**INPUT FOR THIS TASK:**

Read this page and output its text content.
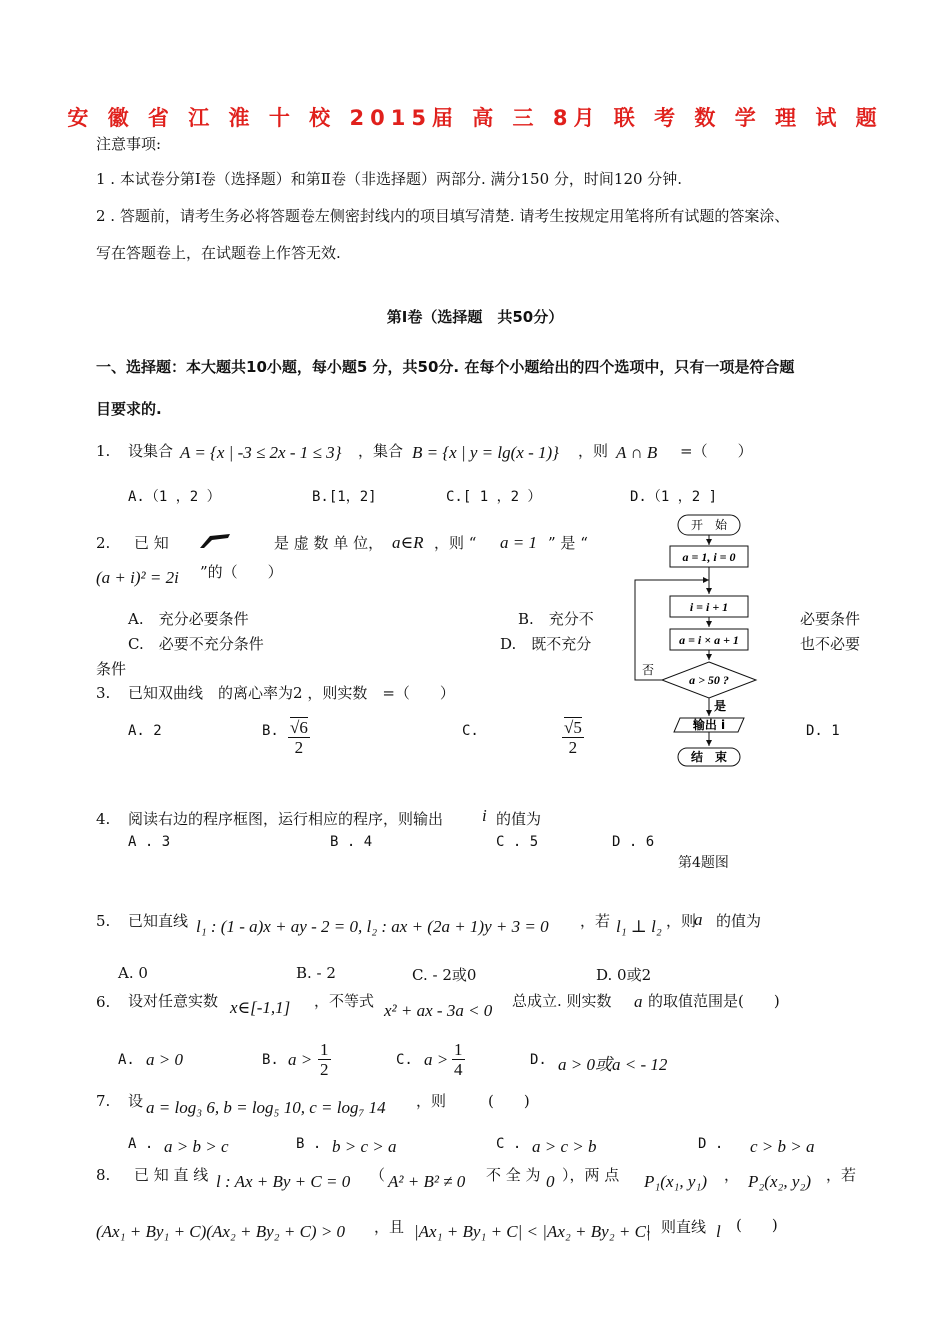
安 徽 省 江 淮 十 校 2015届 高 三 8月 联 考 数 学 理 试 题
注意事项:
1 . 本试卷分第Ⅰ卷（选择题）和第Ⅱ卷（非选择题）两部分. 满分150 分，时间120 分钟.
2 . 答题前，请考生务必将答题卷左侧密封线内的项目填写清楚. 请考生按规定用笔将所有试题的答案涂、
写在答题卷上，在试题卷上作答无效.
第Ⅰ卷（选择题　共50分）
一、选择题：本大题共10小题，每小题5 分，共50分. 在每个小题给出的四个选项中，只有一项是符合题
目要求的.
1. 设集合 A = {x | -3 ≤ 2x - 1 ≤ 3} ，集合 B = {x | y = lg(x - 1)} ，则 A ∩ B =（　　）
A.（1 ，2 ）	B.[1，2]	C.[ 1 ，2 ）	D.（1 ，2 ]
2. 已 知	是 虚 数 单 位， a∈R ，则 “ a = 1 ” 是 “
(a + i)² = 2i ”的（　　）
A.　充分必要条件	B.　充分不	必要条件
C.　必要不充分条件	D.　既不充分	也不必要
条件
3. 已知双曲线　的离心率为2 ，则实数　=（　　）
A. 2	B. $\frac{√6}{2}$	C.	$\frac{√5}{2}$	D. 1
开　始
a = 1, i = 0
i = i + 1
a = i × a + 1
a > 50 ?
否
是
输出 i
结　束
第4题图
4. 阅读右边的程序框图，运行相应的程序，则输出 i 的值为
A . 3	B . 4	C . 5	D . 6
5. 已知直线 l₁ : (1 - a)x + ay - 2 = 0, l₂ : ax + (2a + 1)y + 3 = 0 ，若 l₁ ⊥ l₂ ，则
a 的值为
A. 0	B. - 2	C. - 2或0	D. 0或2
6. 设对任意实数 x∈[-1,1] ，不等式 x² + ax - 3a < 0 总成立. 则实数 a 的取值范围是(　　)
A. a > 0	B. $a > \frac{1}{2}$	C. $a > \frac{1}{4}$	D. a > 0或a < - 12
7. 设 a = log₃ 6, b = log₅ 10, c = log₇ 14 ，则	(　　)
A . a > b > c	B . b > c > a	C . a > c > b	D . c > b > a
8. 已 知 直 线 l : Ax + By + C = 0 （ A² + B² ≠ 0 不 全 为 0 ），两 点 P₁(x₁, y₁) ， P₂(x₂, y₂) ，若
(Ax₁ + By₁ + C)(Ax₂ + By₂ + C) > 0 ，且 |Ax₁ + By₁ + C| < |Ax₂ + By₂ + C|
，则直线 l (　　)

**STATED EXERCISE:**
Leaving the pictures aside, transcribe the entire listing exactly.

**COMPLETED TASK:**
Read this page and output its text content.
安 徽 省 江 淮 十 校 2015届 高 三 8月 联 考 数 学 理 试 题
注意事项:
1 . 本试卷分第Ⅰ卷（选择题）和第Ⅱ卷（非选择题）两部分. 满分150 分，时间120 分钟.
2 . 答题前，请考生务必将答题卷左侧密封线内的项目填写清楚. 请考生按规定用笔将所有试题的答案涂、
写在答题卷上，在试题卷上作答无效.
第Ⅰ卷（选择题　共50分）
一、选择题：本大题共10小题，每小题5 分，共50分. 在每个小题给出的四个选项中，只有一项是符合题
目要求的.
1. 设集合 A = {x | -3 ≤ 2x - 1 ≤ 3} ，集合 B = {x | y = lg(x - 1)} ，则 A ∩ B =（　　）
A.（1 ，2 ）	B.[1，2]	C.[ 1 ，2 ）	D.（1 ，2 ]
2. 已 知	是 虚 数 单 位， a∈R ，则 “ a = 1 ” 是 “
(a + i)² = 2i ”的（　　）
A.　充分必要条件	B.　充分不	必要条件
C.　必要不充分条件	D.　既不充分	也不必要
条件
3. 已知双曲线　的离心率为2 ，则实数　=（　　）
A. 2	B. $\frac{√6}{2}$	C.	$\frac{√5}{2}$	D. 1
开　始
a = 1, i = 0
i = i + 1
a = i × a + 1
a > 50 ?
否
是
输出 i
结　束
第4题图
4. 阅读右边的程序框图，运行相应的程序，则输出 i 的值为
A . 3	B . 4	C . 5	D . 6
5. 已知直线 l₁ : (1 - a)x + ay - 2 = 0, l₂ : ax + (2a + 1)y + 3 = 0 ，若 l₁ ⊥ l₂ ，则
a 的值为
A. 0	B. - 2	C. - 2或0	D. 0或2
6. 设对任意实数 x∈[-1,1] ，不等式 x² + ax - 3a < 0 总成立. 则实数 a 的取值范围是(　　)
A. a > 0	B. $a > \frac{1}{2}$	C. $a > \frac{1}{4}$	D. a > 0或a < - 12
7. 设 a = log₃ 6, b = log₅ 10, c = log₇ 14 ，则	(　　)
A . a > b > c	B . b > c > a	C . a > c > b	D . c > b > a
8. 已 知 直 线 l : Ax + By + C = 0 （ A² + B² ≠ 0 不 全 为 0 ），两 点 P₁(x₁, y₁) ， P₂(x₂, y₂) ，若
(Ax₁ + By₁ + C)(Ax₂ + By₂ + C) > 0 ，且 |Ax₁ + By₁ + C| < |Ax₂ + By₂ + C|
，则直线 l (　　)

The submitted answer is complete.